## Texto del documento
◇ ◇ ◇ ◇ ◇ ◇ ◇

El gobierno de Donald Trump ha recaudado más de 13.000 millones de dólares procedentes de las ventas de crudo venezolano este año, según cálculos del Financial Times, pero apenas ha dicho nada sobre el destino de esos fondos, desde que asumió el control de las exportaciones petroleras tras capturar al presidente Nicolás Maduro en enero e instalar a Delcy Rodríguez como la mandataria encargada

El medio británico explicó que calculó los probables ingresos petroleros de Venezuela utilizando datos sobre los envíos de crudo del país desde enero, recopilados por Kpler, una plataforma de análisis de datos y transporte de mercancías. También utilizó estimaciones de precios de la agencia Argus Media para el crudo Merey (un tipo de crudo extrapesado producido en Venezuela), así como para el Boscán y el Hamaca, dos variedades menos comunes de crudo venezolano.

Aclaró, no obstante, que los datos de precios no abarcan todas las variedades de petróleo venezolano y comienzan únicamente en febrero. El valor de los barriles con estimaciones de precio directas enviados desde enero asciende actualmente a unos 11.500 millones de dólares. «Basándose en patrones históricos de precios, se estima que los barriles sin precio asignado habrían elevado esa cifra total por encima de los 13.000 millones de dólares”, indica el medio.

Además, el Financial Times sugiere que Estados Unidos no ha transferido la totalidad de los ingresos a Venezuela, tomando en cuenta que los economistas han advertido que los indicios de una recuperación en el país son relativamente escasos.

También destaca que el gobierno de Estados Unidos ha ofrecido versiones contradictorias sobre el uso del dinero: desde una orden ejecutiva que define su papel simplemente como de “custodia” hasta declaraciones del presidente Donald Trump afirmando que Estados Unidos estaba «ganando mucho dinero» con el petróleo venezolano.

Ante ello, de acuerdo con el Financial Times, legisladores estadounidenses de ambos partidos están comenzando a presionar a la administración para que explique el destino de dichos fondos y qué medidas está tomando para prevenir la corrupción en torno a su asignación.

El congresista demócrata, Joaquín Castro, declaró al Financial Times que “la ofensiva de Trump contra Venezuela ha girado en torno al petróleo, el poder y la corrupción desde el principio; la administración Trump controla miles de millones de dólares procedentes de los ingresos petroleros venezolanos sin transparencia ni salvaguardas”, manteniendo al Congreso “al margen” de la situación.

El destino de los fondos

El Financial Times advierte que el destino de los ingresos petroleros de Venezuela ha cobrado aún más relevancia tras los dos devastadores terremotos del 24 de junio. La ONU estima que el coste de los daños en edificios e infraestructuras ascenderá, por sí solo, a 37.000 millones de dólares.

◇ ◇ ◇ ◇ ◇ ◇ ◇

## Datos analizados
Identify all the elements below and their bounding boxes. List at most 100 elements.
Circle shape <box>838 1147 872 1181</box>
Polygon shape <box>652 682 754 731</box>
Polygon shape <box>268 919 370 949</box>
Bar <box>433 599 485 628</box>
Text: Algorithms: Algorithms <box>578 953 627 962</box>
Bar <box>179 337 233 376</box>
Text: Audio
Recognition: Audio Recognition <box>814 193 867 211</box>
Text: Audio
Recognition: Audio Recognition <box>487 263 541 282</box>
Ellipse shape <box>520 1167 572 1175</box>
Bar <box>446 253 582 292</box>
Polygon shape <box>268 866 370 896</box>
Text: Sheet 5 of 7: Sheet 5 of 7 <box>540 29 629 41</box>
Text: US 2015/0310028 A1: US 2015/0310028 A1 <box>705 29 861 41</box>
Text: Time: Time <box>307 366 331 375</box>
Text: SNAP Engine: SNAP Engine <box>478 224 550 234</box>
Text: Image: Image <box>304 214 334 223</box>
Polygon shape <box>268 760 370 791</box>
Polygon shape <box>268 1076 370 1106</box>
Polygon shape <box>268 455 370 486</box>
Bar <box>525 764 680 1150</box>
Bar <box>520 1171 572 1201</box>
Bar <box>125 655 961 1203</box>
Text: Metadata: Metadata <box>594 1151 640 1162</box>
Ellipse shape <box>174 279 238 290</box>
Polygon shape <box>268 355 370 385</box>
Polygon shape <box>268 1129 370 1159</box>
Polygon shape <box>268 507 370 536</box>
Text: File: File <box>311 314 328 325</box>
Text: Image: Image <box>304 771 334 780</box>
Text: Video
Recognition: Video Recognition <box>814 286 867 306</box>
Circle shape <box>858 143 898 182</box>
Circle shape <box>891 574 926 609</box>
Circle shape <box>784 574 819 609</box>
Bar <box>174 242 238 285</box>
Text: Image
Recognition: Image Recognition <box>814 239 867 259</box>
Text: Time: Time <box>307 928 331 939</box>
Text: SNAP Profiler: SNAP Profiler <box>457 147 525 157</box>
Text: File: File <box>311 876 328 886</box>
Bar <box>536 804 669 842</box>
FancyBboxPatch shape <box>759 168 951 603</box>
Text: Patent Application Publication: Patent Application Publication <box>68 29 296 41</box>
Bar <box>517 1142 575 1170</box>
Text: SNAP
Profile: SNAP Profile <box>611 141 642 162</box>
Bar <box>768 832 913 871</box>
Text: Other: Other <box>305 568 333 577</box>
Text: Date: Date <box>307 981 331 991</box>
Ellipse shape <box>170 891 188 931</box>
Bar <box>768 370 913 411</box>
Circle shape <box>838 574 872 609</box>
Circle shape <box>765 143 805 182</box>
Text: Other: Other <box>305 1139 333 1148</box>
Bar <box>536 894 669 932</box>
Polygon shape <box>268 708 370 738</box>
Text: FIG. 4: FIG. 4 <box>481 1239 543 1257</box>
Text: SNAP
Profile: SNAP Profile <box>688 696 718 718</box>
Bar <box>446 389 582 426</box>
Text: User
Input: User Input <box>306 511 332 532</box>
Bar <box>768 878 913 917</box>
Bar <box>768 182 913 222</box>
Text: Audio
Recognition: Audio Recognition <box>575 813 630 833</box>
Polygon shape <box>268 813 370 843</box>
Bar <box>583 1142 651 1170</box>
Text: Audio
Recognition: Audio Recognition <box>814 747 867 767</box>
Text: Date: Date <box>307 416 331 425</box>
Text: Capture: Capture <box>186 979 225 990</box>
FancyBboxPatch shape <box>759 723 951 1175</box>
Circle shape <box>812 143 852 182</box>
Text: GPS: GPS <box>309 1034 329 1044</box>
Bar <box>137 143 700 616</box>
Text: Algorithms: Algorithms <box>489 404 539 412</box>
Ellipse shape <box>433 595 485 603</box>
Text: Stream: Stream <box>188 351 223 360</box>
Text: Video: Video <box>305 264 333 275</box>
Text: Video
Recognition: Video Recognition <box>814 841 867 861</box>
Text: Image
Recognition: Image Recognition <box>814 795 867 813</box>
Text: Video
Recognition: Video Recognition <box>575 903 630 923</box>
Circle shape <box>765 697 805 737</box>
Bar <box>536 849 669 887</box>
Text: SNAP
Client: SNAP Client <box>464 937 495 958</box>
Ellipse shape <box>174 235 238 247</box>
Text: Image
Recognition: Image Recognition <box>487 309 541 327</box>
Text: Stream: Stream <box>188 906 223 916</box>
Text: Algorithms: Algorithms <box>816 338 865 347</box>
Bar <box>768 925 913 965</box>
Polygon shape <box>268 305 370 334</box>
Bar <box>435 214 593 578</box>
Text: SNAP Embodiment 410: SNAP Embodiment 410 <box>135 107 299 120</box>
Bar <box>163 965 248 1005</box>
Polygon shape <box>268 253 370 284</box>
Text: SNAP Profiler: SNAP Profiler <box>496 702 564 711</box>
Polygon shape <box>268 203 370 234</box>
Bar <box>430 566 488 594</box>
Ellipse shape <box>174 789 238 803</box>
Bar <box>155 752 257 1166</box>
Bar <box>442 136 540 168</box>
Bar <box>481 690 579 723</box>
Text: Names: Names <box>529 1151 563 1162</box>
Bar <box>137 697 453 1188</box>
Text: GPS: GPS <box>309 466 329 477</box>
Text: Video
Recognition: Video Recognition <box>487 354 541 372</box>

◇ ◇ ◇ ◇ ◇ ◇ ◇

## Qué hacer
Según el texto sobre los ingresos petroleros de Venezuela:
(a) ¿Qué plataforma recopiló los datos sobre los envíos de crudo que usó el Financial Times?
(b) ¿Cuánto suma el valor de los barriles con estimaciones de precio directas enviados desde enero?
(c) ¿A cuánto estima la ONU el coste de los daños en edificios e infraestructuras?

## Respuesta
(a) Kpler.
(b) Unos 11.500 millones de dólares.
(c) 37.000 millones de dólares.